§ WORK INSTRUCTIONS
Leave out the pictures and copy everything else in the entries exactly.

===============

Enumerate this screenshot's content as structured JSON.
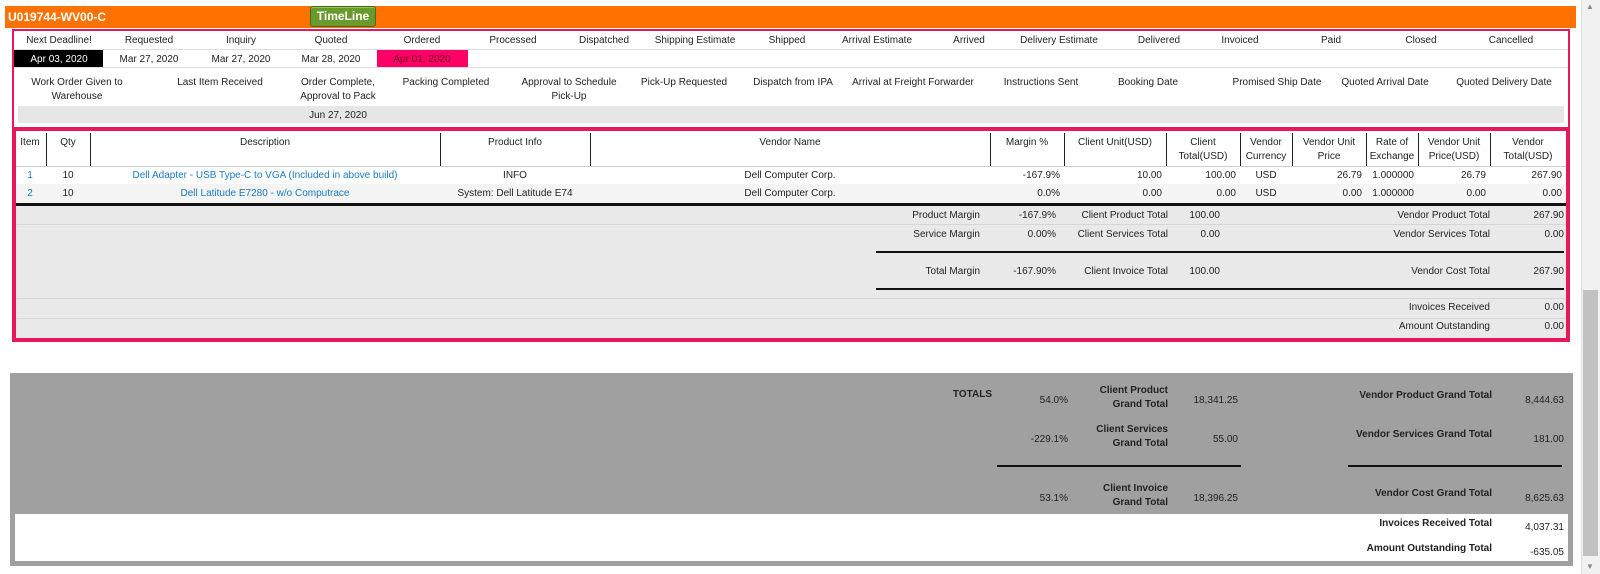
{
  "order": {
    "id": "U019744-WV00-C",
    "timeline_label": "TimeLine"
  },
  "status_headers": [
    "Next Deadline!",
    "Requested",
    "Inquiry",
    "Quoted",
    "Ordered",
    "Processed",
    "Dispatched",
    "Shipping Estimate",
    "Shipped",
    "Arrival Estimate",
    "Arrived",
    "Delivery Estimate",
    "Delivered",
    "Invoiced",
    "Paid",
    "Closed",
    "Cancelled"
  ],
  "status_values": [
    "Apr 03, 2020",
    "Mar 27, 2020",
    "Mar 27, 2020",
    "Mar 28, 2020",
    "Apr 01, 2020"
  ],
  "milestone_headers": [
    "Work Order Given to Warehouse",
    "Last Item Received",
    "Order Complete, Approval to Pack",
    "Packing Completed",
    "Approval to Schedule Pick-Up",
    "Pick-Up Requested",
    "Dispatch from IPA",
    "Arrival at Freight Forwarder",
    "Instructions Sent",
    "Booking Date",
    "Promised Ship Date",
    "Quoted Arrival Date",
    "Quoted Delivery Date"
  ],
  "milestone_values": {
    "order_complete": "Jun 27, 2020"
  },
  "items_table": {
    "headers": [
      "Item",
      "Qty",
      "Description",
      "Product Info",
      "Vendor Name",
      "Margin %",
      "Client Unit(USD)",
      "Client Total(USD)",
      "Vendor Currency",
      "Vendor Unit Price",
      "Rate of Exchange",
      "Vendor Unit Price(USD)",
      "Vendor Total(USD)"
    ],
    "rows": [
      [
        "1",
        "10",
        "Dell Adapter - USB Type-C to VGA (Included in above build)",
        "INFO",
        "Dell Computer Corp.",
        "-167.9%",
        "10.00",
        "100.00",
        "USD",
        "26.79",
        "1.000000",
        "26.79",
        "267.90"
      ],
      [
        "2",
        "10",
        "Dell Latitude E7280 - w/o Computrace",
        "System: Dell Latitude E74",
        "Dell Computer Corp.",
        "0.0%",
        "0.00",
        "0.00",
        "USD",
        "0.00",
        "1.000000",
        "0.00",
        "0.00"
      ]
    ]
  },
  "summary": {
    "product_margin_label": "Product Margin",
    "product_margin": "-167.9%",
    "client_product_total_label": "Client Product Total",
    "client_product_total": "100.00",
    "vendor_product_total_label": "Vendor Product Total",
    "vendor_product_total": "267.90",
    "service_margin_label": "Service Margin",
    "service_margin": "0.00%",
    "client_services_total_label": "Client Services Total",
    "client_services_total": "0.00",
    "vendor_services_total_label": "Vendor Services Total",
    "vendor_services_total": "0.00",
    "total_margin_label": "Total Margin",
    "total_margin": "-167.90%",
    "client_invoice_total_label": "Client Invoice Total",
    "client_invoice_total": "100.00",
    "vendor_cost_total_label": "Vendor Cost Total",
    "vendor_cost_total": "267.90",
    "invoices_received_label": "Invoices Received",
    "invoices_received": "0.00",
    "amount_outstanding_label": "Amount Outstanding",
    "amount_outstanding": "0.00"
  },
  "totals": {
    "label": "TOTALS",
    "product_margin": "54.0%",
    "client_product_label_1": "Client Product",
    "client_product_label_2": "Grand Total",
    "client_product_value": "18,341.25",
    "vendor_product_label": "Vendor Product Grand Total",
    "vendor_product_value": "8,444.63",
    "services_margin": "-229.1%",
    "client_services_label_1": "Client Services",
    "client_services_label_2": "Grand Total",
    "client_services_value": "55.00",
    "vendor_services_label": "Vendor Services Grand Total",
    "vendor_services_value": "181.00",
    "invoice_margin": "53.1%",
    "client_invoice_label_1": "Client Invoice",
    "client_invoice_label_2": "Grand Total",
    "client_invoice_value": "18,396.25",
    "vendor_cost_label": "Vendor Cost Grand Total",
    "vendor_cost_value": "8,625.63",
    "invoices_received_label": "Invoices Received Total",
    "invoices_received_value": "4,037.31",
    "amount_outstanding_label": "Amount Outstanding Total",
    "amount_outstanding_value": "-635.05"
  },
  "colors": {
    "header": "#ff7200",
    "border_pink": "#e8185a",
    "ordered_highlight": "#ff0066",
    "link_blue": "#1a7ac0",
    "totals_gray": "#a0a0a0"
  }
}
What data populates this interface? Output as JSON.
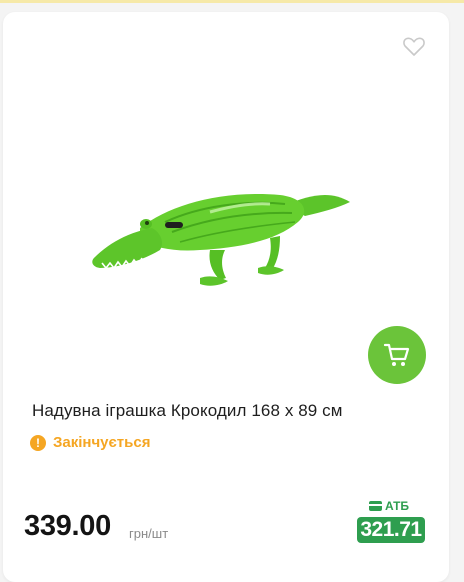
{
  "product": {
    "title": "Надувна іграшка Крокодил 168 х 89 см",
    "stock_status": "Закінчується",
    "price": "339.00",
    "unit": "грн/шт",
    "loyalty": {
      "label": "АТБ",
      "price": "321.71"
    }
  },
  "icons": {
    "favorite": "heart-outline-icon",
    "cart": "shopping-cart-icon",
    "stock": "exclamation-icon",
    "loyalty": "card-icon"
  },
  "colors": {
    "accent": "#6bc43a",
    "warning": "#f5a623",
    "loyalty": "#2e9e4f",
    "text": "#1e1e1e"
  }
}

===============

§ TASK SOLUTION
Enumerate this screenshot's content as structured JSON.
{
  "order": {
    "id": "U019744-WV00-C",
    "timeline_label": "TimeLine"
  },
  "status_headers": [
    "Next Deadline!",
    "Requested",
    "Inquiry",
    "Quoted",
    "Ordered",
    "Processed",
    "Dispatched",
    "Shipping Estimate",
    "Shipped",
    "Arrival Estimate",
    "Arrived",
    "Delivery Estimate",
    "Delivered",
    "Invoiced",
    "Paid",
    "Closed",
    "Cancelled"
  ],
  "status_values": [
    "Apr 03, 2020",
    "Mar 27, 2020",
    "Mar 27, 2020",
    "Mar 28, 2020",
    "Apr 01, 2020"
  ],
  "milestone_headers": [
    "Work Order Given to Warehouse",
    "Last Item Received",
    "Order Complete, Approval to Pack",
    "Packing Completed",
    "Approval to Schedule Pick-Up",
    "Pick-Up Requested",
    "Dispatch from IPA",
    "Arrival at Freight Forwarder",
    "Instructions Sent",
    "Booking Date",
    "Promised Ship Date",
    "Quoted Arrival Date",
    "Quoted Delivery Date"
  ],
  "milestone_values": {
    "order_complete": "Jun 27, 2020"
  },
  "items_table": {
    "headers": [
      "Item",
      "Qty",
      "Description",
      "Product Info",
      "Vendor Name",
      "Margin %",
      "Client Unit(USD)",
      "Client Total(USD)",
      "Vendor Currency",
      "Vendor Unit Price",
      "Rate of Exchange",
      "Vendor Unit Price(USD)",
      "Vendor Total(USD)"
    ],
    "rows": [
      [
        "1",
        "10",
        "Dell Adapter - USB Type-C to VGA (Included in above build)",
        "INFO",
        "Dell Computer Corp.",
        "-167.9%",
        "10.00",
        "100.00",
        "USD",
        "26.79",
        "1.000000",
        "26.79",
        "267.90"
      ],
      [
        "2",
        "10",
        "Dell Latitude E7280 - w/o Computrace",
        "System: Dell Latitude E74",
        "Dell Computer Corp.",
        "0.0%",
        "0.00",
        "0.00",
        "USD",
        "0.00",
        "1.000000",
        "0.00",
        "0.00"
      ]
    ]
  },
  "summary": {
    "product_margin_label": "Product Margin",
    "product_margin": "-167.9%",
    "client_product_total_label": "Client Product Total",
    "client_product_total": "100.00",
    "vendor_product_total_label": "Vendor Product Total",
    "vendor_product_total": "267.90",
    "service_margin_label": "Service Margin",
    "service_margin": "0.00%",
    "client_services_total_label": "Client Services Total",
    "client_services_total": "0.00",
    "vendor_services_total_label": "Vendor Services Total",
    "vendor_services_total": "0.00",
    "total_margin_label": "Total Margin",
    "total_margin": "-167.90%",
    "client_invoice_total_label": "Client Invoice Total",
    "client_invoice_total": "100.00",
    "vendor_cost_total_label": "Vendor Cost Total",
    "vendor_cost_total": "267.90",
    "invoices_received_label": "Invoices Received",
    "invoices_received": "0.00",
    "amount_outstanding_label": "Amount Outstanding",
    "amount_outstanding": "0.00"
  },
  "totals": {
    "label": "TOTALS",
    "product_margin": "54.0%",
    "client_product_label_1": "Client Product",
    "client_product_label_2": "Grand Total",
    "client_product_value": "18,341.25",
    "vendor_product_label": "Vendor Product Grand Total",
    "vendor_product_value": "8,444.63",
    "services_margin": "-229.1%",
    "client_services_label_1": "Client Services",
    "client_services_label_2": "Grand Total",
    "client_services_value": "55.00",
    "vendor_services_label": "Vendor Services Grand Total",
    "vendor_services_value": "181.00",
    "invoice_margin": "53.1%",
    "client_invoice_label_1": "Client Invoice",
    "client_invoice_label_2": "Grand Total",
    "client_invoice_value": "18,396.25",
    "vendor_cost_label": "Vendor Cost Grand Total",
    "vendor_cost_value": "8,625.63",
    "invoices_received_label": "Invoices Received Total",
    "invoices_received_value": "4,037.31",
    "amount_outstanding_label": "Amount Outstanding Total",
    "amount_outstanding_value": "-635.05"
  },
  "colors": {
    "header": "#ff7200",
    "border_pink": "#e8185a",
    "ordered_highlight": "#ff0066",
    "link_blue": "#1a7ac0",
    "totals_gray": "#a0a0a0"
  }
}
What data populates this interface? Output as JSON.
{
  "product": {
    "title": "Надувна іграшка Крокодил 168 х 89 см",
    "stock_status": "Закінчується",
    "price": "339.00",
    "unit": "грн/шт",
    "loyalty": {
      "label": "АТБ",
      "price": "321.71"
    }
  },
  "icons": {
    "favorite": "heart-outline-icon",
    "cart": "shopping-cart-icon",
    "stock": "exclamation-icon",
    "loyalty": "card-icon"
  },
  "colors": {
    "accent": "#6bc43a",
    "warning": "#f5a623",
    "loyalty": "#2e9e4f",
    "text": "#1e1e1e"
  }
}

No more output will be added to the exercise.